* _Data provided_
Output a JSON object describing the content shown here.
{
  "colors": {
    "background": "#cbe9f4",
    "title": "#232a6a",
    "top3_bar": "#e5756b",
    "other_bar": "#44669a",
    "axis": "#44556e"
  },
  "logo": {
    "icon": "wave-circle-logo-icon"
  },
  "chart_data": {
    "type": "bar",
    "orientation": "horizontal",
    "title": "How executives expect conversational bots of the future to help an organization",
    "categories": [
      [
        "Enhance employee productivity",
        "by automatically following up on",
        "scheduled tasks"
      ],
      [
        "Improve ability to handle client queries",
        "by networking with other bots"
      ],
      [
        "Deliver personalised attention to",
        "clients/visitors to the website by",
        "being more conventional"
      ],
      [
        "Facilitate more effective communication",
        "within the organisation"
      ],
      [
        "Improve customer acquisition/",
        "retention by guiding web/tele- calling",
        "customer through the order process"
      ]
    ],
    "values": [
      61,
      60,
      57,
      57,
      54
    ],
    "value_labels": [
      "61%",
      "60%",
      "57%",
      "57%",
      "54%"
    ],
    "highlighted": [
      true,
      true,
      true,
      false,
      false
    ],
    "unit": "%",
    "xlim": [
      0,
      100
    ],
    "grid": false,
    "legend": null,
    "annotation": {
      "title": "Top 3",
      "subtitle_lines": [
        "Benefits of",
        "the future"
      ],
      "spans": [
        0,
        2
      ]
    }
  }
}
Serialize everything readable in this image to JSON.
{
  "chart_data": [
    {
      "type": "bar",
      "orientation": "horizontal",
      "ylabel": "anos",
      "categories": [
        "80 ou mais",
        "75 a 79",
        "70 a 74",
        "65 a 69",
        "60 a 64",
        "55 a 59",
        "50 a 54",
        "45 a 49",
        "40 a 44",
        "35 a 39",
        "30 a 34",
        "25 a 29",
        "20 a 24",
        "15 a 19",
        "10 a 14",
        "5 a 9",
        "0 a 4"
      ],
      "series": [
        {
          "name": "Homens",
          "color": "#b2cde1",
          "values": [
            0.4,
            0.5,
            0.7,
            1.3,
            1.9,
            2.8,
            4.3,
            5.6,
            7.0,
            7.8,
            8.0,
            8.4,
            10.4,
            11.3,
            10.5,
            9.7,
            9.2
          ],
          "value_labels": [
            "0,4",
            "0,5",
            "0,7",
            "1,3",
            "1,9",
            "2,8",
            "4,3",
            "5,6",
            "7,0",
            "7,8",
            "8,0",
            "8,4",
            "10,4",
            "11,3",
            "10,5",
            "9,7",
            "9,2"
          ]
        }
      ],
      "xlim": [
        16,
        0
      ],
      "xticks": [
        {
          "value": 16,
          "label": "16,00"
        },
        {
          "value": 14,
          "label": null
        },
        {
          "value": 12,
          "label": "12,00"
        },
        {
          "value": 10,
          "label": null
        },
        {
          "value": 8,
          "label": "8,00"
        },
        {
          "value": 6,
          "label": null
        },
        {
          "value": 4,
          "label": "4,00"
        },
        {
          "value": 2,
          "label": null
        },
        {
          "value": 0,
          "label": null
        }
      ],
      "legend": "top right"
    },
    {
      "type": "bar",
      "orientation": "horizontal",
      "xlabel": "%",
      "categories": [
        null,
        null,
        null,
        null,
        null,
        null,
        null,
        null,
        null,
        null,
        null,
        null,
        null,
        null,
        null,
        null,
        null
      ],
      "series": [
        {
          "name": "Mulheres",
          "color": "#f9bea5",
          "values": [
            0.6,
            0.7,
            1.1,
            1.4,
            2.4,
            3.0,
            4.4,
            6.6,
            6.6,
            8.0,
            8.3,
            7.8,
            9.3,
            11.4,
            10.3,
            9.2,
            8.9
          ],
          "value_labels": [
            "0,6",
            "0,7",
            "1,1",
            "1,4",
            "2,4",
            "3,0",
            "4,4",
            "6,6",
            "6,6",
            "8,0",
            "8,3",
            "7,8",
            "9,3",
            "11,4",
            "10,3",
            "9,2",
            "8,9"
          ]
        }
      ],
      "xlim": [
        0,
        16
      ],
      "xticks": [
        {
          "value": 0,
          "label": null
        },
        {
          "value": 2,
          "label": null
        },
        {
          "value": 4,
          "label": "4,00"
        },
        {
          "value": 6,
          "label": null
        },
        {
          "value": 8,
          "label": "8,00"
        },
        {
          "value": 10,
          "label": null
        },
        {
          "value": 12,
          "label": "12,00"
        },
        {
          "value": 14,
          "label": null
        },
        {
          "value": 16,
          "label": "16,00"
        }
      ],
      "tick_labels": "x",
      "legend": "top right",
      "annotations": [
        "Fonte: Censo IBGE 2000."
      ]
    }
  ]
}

* _What to do_
Tell how many lines hold the string "customer", giving the number and nothing else.

* _Exercise answer_
2